(Records contained in a dataset)

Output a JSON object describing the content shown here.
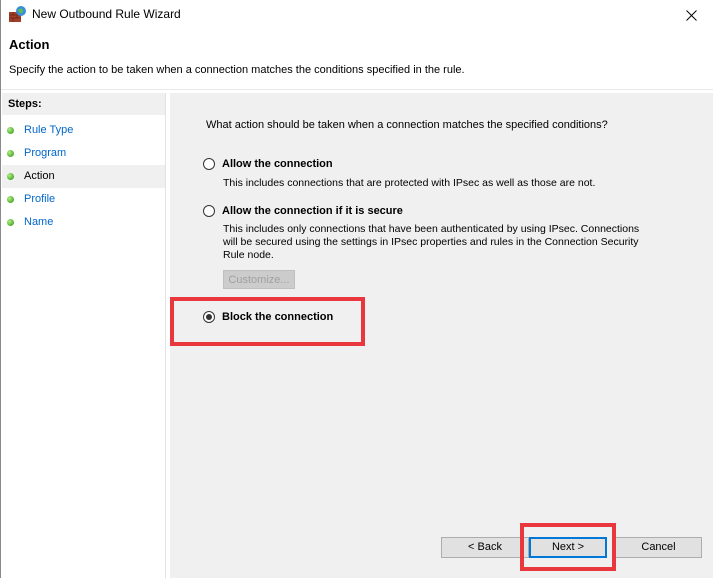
{
  "window": {
    "title": "New Outbound Rule Wizard",
    "app_icon": "firewall-globe-icon",
    "close_icon": "close-icon"
  },
  "header": {
    "title": "Action",
    "description": "Specify the action to be taken when a connection matches the conditions specified in the rule."
  },
  "steps": {
    "heading": "Steps:",
    "items": [
      {
        "label": "Rule Type",
        "current": false
      },
      {
        "label": "Program",
        "current": false
      },
      {
        "label": "Action",
        "current": true
      },
      {
        "label": "Profile",
        "current": false
      },
      {
        "label": "Name",
        "current": false
      }
    ]
  },
  "main": {
    "question": "What action should be taken when a connection matches the specified conditions?",
    "options": [
      {
        "label": "Allow the connection",
        "description": "This includes connections that are protected with IPsec as well as those are not.",
        "selected": false
      },
      {
        "label": "Allow the connection if it is secure",
        "description": "This includes only connections that have been authenticated by using IPsec.  Connections will be secured using the settings in IPsec properties and rules in the Connection Security Rule node.",
        "selected": false
      },
      {
        "label": "Block the connection",
        "description": "",
        "selected": true
      }
    ],
    "customize_label": "Customize..."
  },
  "buttons": {
    "back": "< Back",
    "next": "Next >",
    "cancel": "Cancel"
  },
  "colors": {
    "highlight": "#e8383d",
    "link": "#0066cc",
    "focus": "#0078d7"
  }
}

Aim ::
Can you repeat every record above exactly, apart from the pictures?

Solution to this exercise ::
Output a JSON object describing the content shown here.
{
  "window": {
    "title": "New Outbound Rule Wizard",
    "app_icon": "firewall-globe-icon",
    "close_icon": "close-icon"
  },
  "header": {
    "title": "Action",
    "description": "Specify the action to be taken when a connection matches the conditions specified in the rule."
  },
  "steps": {
    "heading": "Steps:",
    "items": [
      {
        "label": "Rule Type",
        "current": false
      },
      {
        "label": "Program",
        "current": false
      },
      {
        "label": "Action",
        "current": true
      },
      {
        "label": "Profile",
        "current": false
      },
      {
        "label": "Name",
        "current": false
      }
    ]
  },
  "main": {
    "question": "What action should be taken when a connection matches the specified conditions?",
    "options": [
      {
        "label": "Allow the connection",
        "description": "This includes connections that are protected with IPsec as well as those are not.",
        "selected": false
      },
      {
        "label": "Allow the connection if it is secure",
        "description": "This includes only connections that have been authenticated by using IPsec.  Connections will be secured using the settings in IPsec properties and rules in the Connection Security Rule node.",
        "selected": false
      },
      {
        "label": "Block the connection",
        "description": "",
        "selected": true
      }
    ],
    "customize_label": "Customize..."
  },
  "buttons": {
    "back": "< Back",
    "next": "Next >",
    "cancel": "Cancel"
  },
  "colors": {
    "highlight": "#e8383d",
    "link": "#0066cc",
    "focus": "#0078d7"
  }
}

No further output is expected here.